▶ **MATERIALS PROVIDED**:
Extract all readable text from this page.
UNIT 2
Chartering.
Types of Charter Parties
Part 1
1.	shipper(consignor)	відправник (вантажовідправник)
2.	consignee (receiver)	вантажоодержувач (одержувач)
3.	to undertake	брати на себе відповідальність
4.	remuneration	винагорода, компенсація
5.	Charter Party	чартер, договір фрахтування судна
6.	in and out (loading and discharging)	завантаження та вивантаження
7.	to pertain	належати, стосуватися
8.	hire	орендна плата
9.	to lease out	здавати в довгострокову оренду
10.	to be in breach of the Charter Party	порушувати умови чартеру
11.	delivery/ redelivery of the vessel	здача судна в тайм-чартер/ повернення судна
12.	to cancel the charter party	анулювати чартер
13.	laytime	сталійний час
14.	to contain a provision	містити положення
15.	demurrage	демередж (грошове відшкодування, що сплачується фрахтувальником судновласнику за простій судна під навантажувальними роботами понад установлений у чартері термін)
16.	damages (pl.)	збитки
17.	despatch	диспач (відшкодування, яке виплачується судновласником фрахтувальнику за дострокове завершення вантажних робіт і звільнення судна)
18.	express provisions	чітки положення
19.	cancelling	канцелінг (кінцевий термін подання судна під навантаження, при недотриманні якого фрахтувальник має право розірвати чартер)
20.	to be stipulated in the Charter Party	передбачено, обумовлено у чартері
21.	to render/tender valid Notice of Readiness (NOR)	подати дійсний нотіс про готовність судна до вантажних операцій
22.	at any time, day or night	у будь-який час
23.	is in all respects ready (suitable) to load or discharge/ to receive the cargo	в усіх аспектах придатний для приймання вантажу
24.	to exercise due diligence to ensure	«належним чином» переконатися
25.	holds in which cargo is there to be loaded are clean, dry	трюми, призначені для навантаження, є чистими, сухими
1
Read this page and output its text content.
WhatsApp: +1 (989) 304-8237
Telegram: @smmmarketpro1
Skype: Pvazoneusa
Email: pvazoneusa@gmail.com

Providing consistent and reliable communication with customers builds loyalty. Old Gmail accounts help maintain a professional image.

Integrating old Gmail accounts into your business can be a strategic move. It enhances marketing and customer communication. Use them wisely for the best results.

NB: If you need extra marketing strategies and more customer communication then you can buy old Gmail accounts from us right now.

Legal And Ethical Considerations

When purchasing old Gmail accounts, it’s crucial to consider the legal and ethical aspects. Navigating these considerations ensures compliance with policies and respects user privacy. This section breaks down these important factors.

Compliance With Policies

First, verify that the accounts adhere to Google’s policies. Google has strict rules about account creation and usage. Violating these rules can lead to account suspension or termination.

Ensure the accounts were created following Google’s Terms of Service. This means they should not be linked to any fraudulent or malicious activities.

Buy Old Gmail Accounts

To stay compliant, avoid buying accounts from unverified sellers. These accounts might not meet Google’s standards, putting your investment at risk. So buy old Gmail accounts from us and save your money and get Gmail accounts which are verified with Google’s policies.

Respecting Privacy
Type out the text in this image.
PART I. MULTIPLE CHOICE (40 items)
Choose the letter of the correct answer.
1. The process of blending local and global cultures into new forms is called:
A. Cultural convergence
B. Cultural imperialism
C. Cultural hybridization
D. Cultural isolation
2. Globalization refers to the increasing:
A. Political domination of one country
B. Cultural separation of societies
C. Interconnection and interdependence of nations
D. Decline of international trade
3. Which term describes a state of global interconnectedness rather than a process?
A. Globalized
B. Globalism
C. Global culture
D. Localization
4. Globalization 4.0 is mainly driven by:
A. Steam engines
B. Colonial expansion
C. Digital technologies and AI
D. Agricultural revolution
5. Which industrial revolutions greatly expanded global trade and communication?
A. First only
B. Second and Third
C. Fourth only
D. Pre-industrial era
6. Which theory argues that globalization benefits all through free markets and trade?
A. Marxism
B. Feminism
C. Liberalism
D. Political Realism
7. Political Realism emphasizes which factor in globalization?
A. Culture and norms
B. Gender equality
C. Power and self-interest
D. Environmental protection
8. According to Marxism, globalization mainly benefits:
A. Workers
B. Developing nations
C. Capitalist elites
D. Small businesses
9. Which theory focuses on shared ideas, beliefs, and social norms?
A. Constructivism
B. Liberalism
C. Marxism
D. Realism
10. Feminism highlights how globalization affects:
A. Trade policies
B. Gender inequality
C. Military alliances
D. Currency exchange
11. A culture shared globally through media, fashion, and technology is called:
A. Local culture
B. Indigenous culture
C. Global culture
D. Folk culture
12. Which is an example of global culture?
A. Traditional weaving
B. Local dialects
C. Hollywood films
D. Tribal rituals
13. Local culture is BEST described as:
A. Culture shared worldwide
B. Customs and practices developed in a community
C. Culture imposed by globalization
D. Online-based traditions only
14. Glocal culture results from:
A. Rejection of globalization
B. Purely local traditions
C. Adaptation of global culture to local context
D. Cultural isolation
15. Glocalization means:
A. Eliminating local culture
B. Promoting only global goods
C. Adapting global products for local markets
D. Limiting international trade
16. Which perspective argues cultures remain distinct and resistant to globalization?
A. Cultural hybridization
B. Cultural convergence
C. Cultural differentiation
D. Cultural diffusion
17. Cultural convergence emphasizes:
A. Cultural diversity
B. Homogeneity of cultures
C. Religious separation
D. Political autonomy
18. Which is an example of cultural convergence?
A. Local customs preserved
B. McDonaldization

▶ **SHORT PROBLEM**:
Each line of the listing above should be output exactly.

▶ **REPLY TO THE EXERCISE**:
Extract all readable text from this page.
UNIT 2
Chartering.
Types of Charter Parties
Part 1
1.	shipper(consignor)	відправник (вантажовідправник)
2.	consignee (receiver)	вантажоодержувач (одержувач)
3.	to undertake	брати на себе відповідальність
4.	remuneration	винагорода, компенсація
5.	Charter Party	чартер, договір фрахтування судна
6.	in and out (loading and discharging)	завантаження та вивантаження
7.	to pertain	належати, стосуватися
8.	hire	орендна плата
9.	to lease out	здавати в довгострокову оренду
10.	to be in breach of the Charter Party	порушувати умови чартеру
11.	delivery/ redelivery of the vessel	здача судна в тайм-чартер/ повернення судна
12.	to cancel the charter party	анулювати чартер
13.	laytime	сталійний час
14.	to contain a provision	містити положення
15.	demurrage	демередж (грошове відшкодування, що сплачується фрахтувальником судновласнику за простій судна під навантажувальними роботами понад установлений у чартері термін)
16.	damages (pl.)	збитки
17.	despatch	диспач (відшкодування, яке виплачується судновласником фрахтувальнику за дострокове завершення вантажних робіт і звільнення судна)
18.	express provisions	чітки положення
19.	cancelling	канцелінг (кінцевий термін подання судна під навантаження, при недотриманні якого фрахтувальник має право розірвати чартер)
20.	to be stipulated in the Charter Party	передбачено, обумовлено у чартері
21.	to render/tender valid Notice of Readiness (NOR)	подати дійсний нотіс про готовність судна до вантажних операцій
22.	at any time, day or night	у будь-який час
23.	is in all respects ready (suitable) to load or discharge/ to receive the cargo	в усіх аспектах придатний для приймання вантажу
24.	to exercise due diligence to ensure	«належним чином» переконатися
25.	holds in which cargo is there to be loaded are clean, dry	трюми, призначені для навантаження, є чистими, сухими
1
Read this page and output its text content.
WhatsApp: +1 (989) 304-8237
Telegram: @smmmarketpro1
Skype: Pvazoneusa
Email: pvazoneusa@gmail.com

Providing consistent and reliable communication with customers builds loyalty. Old Gmail accounts help maintain a professional image.

Integrating old Gmail accounts into your business can be a strategic move. It enhances marketing and customer communication. Use them wisely for the best results.

NB: If you need extra marketing strategies and more customer communication then you can buy old Gmail accounts from us right now.

Legal And Ethical Considerations

When purchasing old Gmail accounts, it’s crucial to consider the legal and ethical aspects. Navigating these considerations ensures compliance with policies and respects user privacy. This section breaks down these important factors.

Compliance With Policies

First, verify that the accounts adhere to Google’s policies. Google has strict rules about account creation and usage. Violating these rules can lead to account suspension or termination.

Ensure the accounts were created following Google’s Terms of Service. This means they should not be linked to any fraudulent or malicious activities.

Buy Old Gmail Accounts

To stay compliant, avoid buying accounts from unverified sellers. These accounts might not meet Google’s standards, putting your investment at risk. So buy old Gmail accounts from us and save your money and get Gmail accounts which are verified with Google’s policies.

Respecting Privacy
Type out the text in this image.
PART I. MULTIPLE CHOICE (40 items)
Choose the letter of the correct answer.
1. The process of blending local and global cultures into new forms is called:
A. Cultural convergence
B. Cultural imperialism
C. Cultural hybridization
D. Cultural isolation
2. Globalization refers to the increasing:
A. Political domination of one country
B. Cultural separation of societies
C. Interconnection and interdependence of nations
D. Decline of international trade
3. Which term describes a state of global interconnectedness rather than a process?
A. Globalized
B. Globalism
C. Global culture
D. Localization
4. Globalization 4.0 is mainly driven by:
A. Steam engines
B. Colonial expansion
C. Digital technologies and AI
D. Agricultural revolution
5. Which industrial revolutions greatly expanded global trade and communication?
A. First only
B. Second and Third
C. Fourth only
D. Pre-industrial era
6. Which theory argues that globalization benefits all through free markets and trade?
A. Marxism
B. Feminism
C. Liberalism
D. Political Realism
7. Political Realism emphasizes which factor in globalization?
A. Culture and norms
B. Gender equality
C. Power and self-interest
D. Environmental protection
8. According to Marxism, globalization mainly benefits:
A. Workers
B. Developing nations
C. Capitalist elites
D. Small businesses
9. Which theory focuses on shared ideas, beliefs, and social norms?
A. Constructivism
B. Liberalism
C. Marxism
D. Realism
10. Feminism highlights how globalization affects:
A. Trade policies
B. Gender inequality
C. Military alliances
D. Currency exchange
11. A culture shared globally through media, fashion, and technology is called:
A. Local culture
B. Indigenous culture
C. Global culture
D. Folk culture
12. Which is an example of global culture?
A. Traditional weaving
B. Local dialects
C. Hollywood films
D. Tribal rituals
13. Local culture is BEST described as:
A. Culture shared worldwide
B. Customs and practices developed in a community
C. Culture imposed by globalization
D. Online-based traditions only
14. Glocal culture results from:
A. Rejection of globalization
B. Purely local traditions
C. Adaptation of global culture to local context
D. Cultural isolation
15. Glocalization means:
A. Eliminating local culture
B. Promoting only global goods
C. Adapting global products for local markets
D. Limiting international trade
16. Which perspective argues cultures remain distinct and resistant to globalization?
A. Cultural hybridization
B. Cultural convergence
C. Cultural differentiation
D. Cultural diffusion
17. Cultural convergence emphasizes:
A. Cultural diversity
B. Homogeneity of cultures
C. Religious separation
D. Political autonomy
18. Which is an example of cultural convergence?
A. Local customs preserved
B. McDonaldization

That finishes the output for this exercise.